====== Information shown

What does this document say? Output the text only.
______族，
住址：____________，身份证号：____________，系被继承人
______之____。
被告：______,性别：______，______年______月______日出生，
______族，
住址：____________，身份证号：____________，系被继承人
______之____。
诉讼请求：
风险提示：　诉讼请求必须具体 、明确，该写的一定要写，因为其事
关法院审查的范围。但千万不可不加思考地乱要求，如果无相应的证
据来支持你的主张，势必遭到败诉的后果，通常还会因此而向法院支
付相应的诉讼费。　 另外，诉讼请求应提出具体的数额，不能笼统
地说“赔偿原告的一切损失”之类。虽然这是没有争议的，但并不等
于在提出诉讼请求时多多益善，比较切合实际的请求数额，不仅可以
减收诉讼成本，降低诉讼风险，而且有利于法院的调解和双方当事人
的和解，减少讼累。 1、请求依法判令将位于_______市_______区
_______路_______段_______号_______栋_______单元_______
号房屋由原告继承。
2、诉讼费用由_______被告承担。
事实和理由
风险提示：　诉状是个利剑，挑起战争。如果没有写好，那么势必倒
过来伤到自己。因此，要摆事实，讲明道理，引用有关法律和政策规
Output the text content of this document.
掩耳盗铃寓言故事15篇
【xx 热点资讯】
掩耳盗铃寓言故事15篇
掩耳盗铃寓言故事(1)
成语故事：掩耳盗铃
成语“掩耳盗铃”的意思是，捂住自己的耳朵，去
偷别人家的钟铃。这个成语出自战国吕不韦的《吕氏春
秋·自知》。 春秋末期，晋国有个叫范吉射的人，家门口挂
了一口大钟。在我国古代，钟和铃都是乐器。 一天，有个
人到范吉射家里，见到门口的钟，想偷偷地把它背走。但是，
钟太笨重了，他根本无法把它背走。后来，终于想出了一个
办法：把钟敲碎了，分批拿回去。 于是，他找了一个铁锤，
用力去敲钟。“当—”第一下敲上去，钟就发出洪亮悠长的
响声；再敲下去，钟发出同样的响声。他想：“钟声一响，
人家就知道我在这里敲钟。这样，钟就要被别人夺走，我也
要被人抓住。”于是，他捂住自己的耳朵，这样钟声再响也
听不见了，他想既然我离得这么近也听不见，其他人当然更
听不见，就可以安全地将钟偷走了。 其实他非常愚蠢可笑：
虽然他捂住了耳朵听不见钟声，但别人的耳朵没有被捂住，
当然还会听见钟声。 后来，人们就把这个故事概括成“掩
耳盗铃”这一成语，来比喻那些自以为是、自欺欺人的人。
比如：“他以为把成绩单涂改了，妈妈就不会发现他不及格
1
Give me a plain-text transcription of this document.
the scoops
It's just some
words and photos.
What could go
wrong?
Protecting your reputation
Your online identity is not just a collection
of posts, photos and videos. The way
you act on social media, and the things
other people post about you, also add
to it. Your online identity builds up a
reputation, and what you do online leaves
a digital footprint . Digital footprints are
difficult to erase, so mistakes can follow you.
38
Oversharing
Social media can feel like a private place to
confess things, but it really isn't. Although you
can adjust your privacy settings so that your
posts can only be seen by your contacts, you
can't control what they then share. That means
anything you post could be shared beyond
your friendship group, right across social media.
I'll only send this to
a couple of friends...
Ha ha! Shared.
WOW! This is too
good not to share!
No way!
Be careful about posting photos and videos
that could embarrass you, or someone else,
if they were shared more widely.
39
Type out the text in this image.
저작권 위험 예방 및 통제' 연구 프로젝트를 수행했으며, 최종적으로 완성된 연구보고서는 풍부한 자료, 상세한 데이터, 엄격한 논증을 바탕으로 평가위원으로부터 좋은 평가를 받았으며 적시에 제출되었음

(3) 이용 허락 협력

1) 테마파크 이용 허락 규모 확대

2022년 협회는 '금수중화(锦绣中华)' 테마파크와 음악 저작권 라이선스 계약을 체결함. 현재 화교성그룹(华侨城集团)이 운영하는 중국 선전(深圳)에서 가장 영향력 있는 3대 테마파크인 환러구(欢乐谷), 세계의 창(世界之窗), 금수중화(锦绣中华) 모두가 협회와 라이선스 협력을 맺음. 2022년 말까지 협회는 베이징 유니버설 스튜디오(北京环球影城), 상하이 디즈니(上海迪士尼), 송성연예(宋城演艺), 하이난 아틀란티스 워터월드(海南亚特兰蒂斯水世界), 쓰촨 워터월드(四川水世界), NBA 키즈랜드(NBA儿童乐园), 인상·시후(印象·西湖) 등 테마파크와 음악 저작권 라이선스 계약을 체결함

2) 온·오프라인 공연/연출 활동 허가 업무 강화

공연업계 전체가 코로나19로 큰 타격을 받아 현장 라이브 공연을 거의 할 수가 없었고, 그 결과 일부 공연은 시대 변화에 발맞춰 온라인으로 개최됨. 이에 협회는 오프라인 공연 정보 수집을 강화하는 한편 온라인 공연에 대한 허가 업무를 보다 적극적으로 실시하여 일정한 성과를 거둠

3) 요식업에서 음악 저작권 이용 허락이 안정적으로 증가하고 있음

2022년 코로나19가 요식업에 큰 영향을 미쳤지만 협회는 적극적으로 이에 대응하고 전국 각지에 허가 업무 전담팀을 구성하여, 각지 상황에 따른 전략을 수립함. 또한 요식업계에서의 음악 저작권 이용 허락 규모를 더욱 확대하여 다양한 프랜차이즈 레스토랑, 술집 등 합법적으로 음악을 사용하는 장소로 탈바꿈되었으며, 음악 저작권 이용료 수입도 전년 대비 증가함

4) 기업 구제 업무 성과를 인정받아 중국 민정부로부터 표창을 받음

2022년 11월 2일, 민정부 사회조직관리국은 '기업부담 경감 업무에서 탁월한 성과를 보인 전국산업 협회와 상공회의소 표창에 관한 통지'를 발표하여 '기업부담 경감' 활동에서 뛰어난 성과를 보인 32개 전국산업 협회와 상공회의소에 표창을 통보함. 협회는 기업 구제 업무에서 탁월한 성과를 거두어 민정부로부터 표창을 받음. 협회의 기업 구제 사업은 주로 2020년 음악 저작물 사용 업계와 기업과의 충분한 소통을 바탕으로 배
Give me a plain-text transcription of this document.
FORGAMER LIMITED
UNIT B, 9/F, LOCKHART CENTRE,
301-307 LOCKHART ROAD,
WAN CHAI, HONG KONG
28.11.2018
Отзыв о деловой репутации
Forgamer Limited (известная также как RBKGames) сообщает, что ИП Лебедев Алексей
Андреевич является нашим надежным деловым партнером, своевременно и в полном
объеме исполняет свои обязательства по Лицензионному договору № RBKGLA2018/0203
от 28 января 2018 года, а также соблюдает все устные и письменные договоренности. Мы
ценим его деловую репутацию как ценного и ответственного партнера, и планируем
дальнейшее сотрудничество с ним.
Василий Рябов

============

From the entries above, list each line with "민정부로부터" in it.

4) 기업 구제 업무 성과를 인정받아 중국 민정부로부터 표창을 받음
2022년 11월 2일, 민정부 사회조직관리국은 '기업부담 경감 업무에서 탁월한 성과를 보인 전국산업 협회와 상공회의소 표창에 관한 통지'를 발표하여 '기업부담 경감' 활동에서 뛰어난 성과를 보인 32개 전국산업 협회와 상공회의소에 표창을 통보함. 협회는 기업 구제 업무에서 탁월한 성과를 거두어 민정부로부터 표창을 받음. 협회의 기업 구제 사업은 주로 2020년 음악 저작물 사용 업계와 기업과의 충분한 소통을 바탕으로 배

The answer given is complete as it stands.